§ **Given exercise**: Find how many lines contain the word "name" and state that number alone.
☆ ☆ ☆ ☆ ☆
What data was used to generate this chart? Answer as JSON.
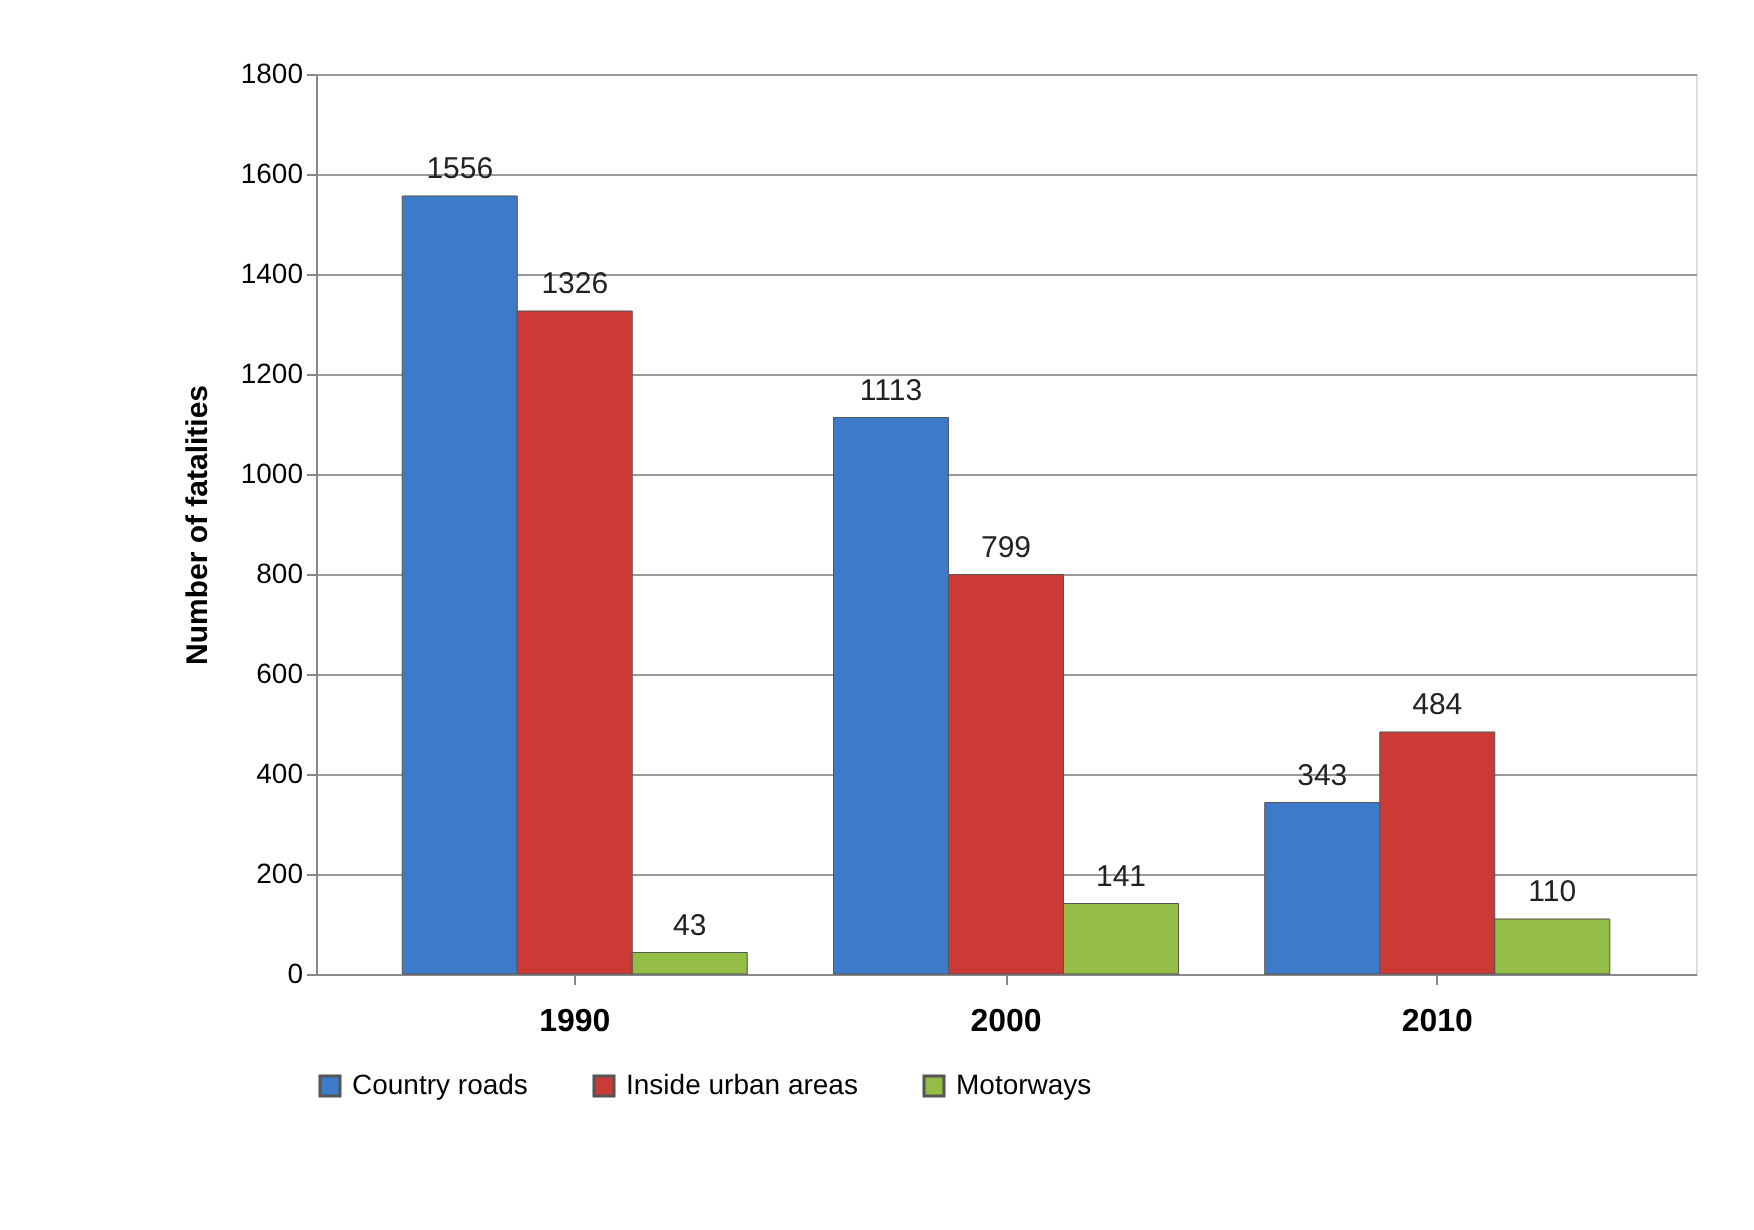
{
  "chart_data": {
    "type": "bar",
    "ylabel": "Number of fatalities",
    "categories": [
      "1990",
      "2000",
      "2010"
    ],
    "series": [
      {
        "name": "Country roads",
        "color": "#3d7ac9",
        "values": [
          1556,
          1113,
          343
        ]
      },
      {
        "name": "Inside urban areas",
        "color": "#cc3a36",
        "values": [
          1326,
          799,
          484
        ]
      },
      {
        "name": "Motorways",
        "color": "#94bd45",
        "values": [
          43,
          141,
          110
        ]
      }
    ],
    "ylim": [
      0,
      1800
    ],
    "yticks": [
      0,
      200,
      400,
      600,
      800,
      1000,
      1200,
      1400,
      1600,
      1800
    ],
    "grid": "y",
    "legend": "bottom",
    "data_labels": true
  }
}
☆ ☆ ☆ ☆ ☆
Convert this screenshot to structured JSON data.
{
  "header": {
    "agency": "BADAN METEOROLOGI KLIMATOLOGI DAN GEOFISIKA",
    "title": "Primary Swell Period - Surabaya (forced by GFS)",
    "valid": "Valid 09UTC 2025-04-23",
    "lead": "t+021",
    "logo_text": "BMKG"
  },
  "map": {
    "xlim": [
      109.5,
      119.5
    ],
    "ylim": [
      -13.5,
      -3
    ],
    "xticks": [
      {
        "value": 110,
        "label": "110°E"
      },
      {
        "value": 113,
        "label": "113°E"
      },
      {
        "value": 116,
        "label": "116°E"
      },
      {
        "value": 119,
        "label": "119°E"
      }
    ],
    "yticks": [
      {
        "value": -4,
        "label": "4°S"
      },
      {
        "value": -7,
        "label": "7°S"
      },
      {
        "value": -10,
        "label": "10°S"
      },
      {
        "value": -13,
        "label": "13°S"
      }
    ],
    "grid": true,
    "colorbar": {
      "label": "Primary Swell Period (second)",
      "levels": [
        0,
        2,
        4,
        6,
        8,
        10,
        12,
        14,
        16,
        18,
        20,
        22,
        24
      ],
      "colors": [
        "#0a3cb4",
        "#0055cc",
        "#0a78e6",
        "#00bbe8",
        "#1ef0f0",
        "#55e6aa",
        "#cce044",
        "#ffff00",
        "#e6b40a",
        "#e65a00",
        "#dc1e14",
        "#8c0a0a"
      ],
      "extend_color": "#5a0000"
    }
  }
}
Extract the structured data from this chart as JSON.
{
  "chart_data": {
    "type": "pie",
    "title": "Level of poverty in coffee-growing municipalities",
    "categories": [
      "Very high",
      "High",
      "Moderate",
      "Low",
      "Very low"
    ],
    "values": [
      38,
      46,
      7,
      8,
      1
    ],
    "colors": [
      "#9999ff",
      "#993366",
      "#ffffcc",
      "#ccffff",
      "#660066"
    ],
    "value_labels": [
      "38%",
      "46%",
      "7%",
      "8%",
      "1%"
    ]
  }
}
☆ ☆ ☆ ☆ ☆
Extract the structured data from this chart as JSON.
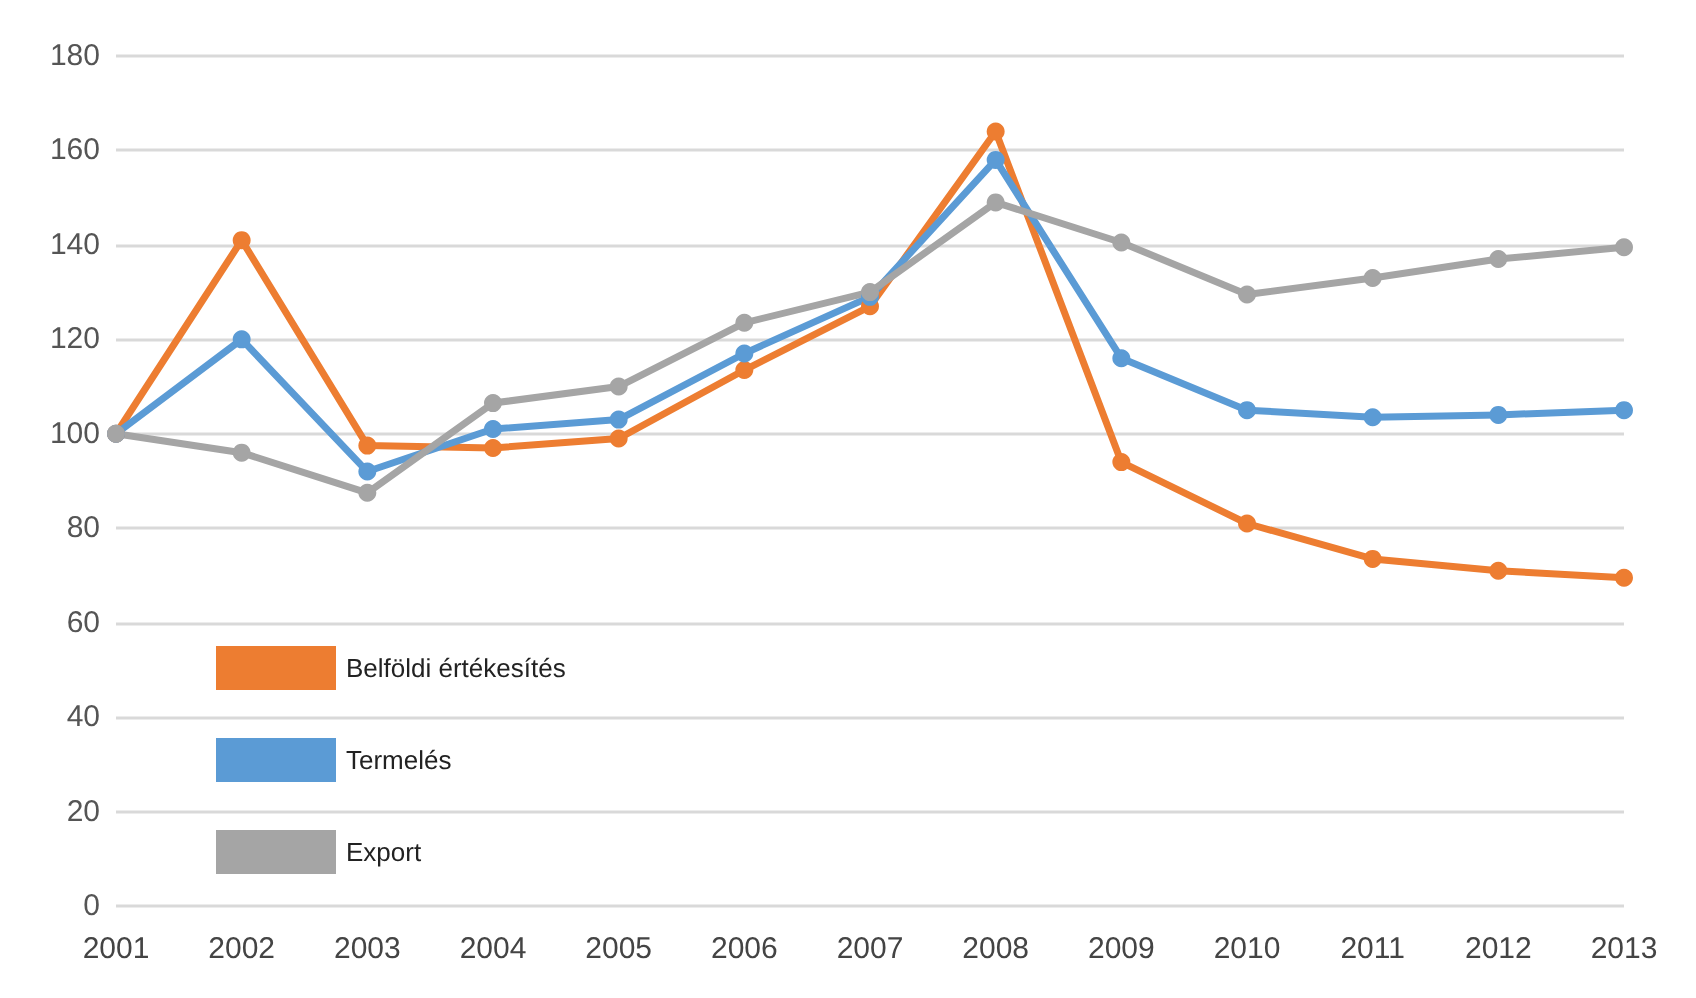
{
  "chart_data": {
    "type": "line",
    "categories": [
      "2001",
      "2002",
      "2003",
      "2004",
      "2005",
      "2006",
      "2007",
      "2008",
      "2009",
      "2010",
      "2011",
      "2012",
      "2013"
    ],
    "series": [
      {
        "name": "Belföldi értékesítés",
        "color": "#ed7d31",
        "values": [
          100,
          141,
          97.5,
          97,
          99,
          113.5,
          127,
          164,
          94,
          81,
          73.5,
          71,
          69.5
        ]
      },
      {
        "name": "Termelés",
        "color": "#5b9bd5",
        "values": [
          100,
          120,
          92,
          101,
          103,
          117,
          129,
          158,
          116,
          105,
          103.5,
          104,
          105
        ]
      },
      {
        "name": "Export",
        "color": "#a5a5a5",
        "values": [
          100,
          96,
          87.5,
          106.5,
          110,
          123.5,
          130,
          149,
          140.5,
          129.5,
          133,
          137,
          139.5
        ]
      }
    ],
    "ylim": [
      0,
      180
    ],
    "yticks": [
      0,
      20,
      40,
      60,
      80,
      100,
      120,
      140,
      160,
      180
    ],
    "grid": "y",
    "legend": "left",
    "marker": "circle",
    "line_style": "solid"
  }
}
☆ ☆ ☆ ☆ ☆
§ **Correct answer**: 6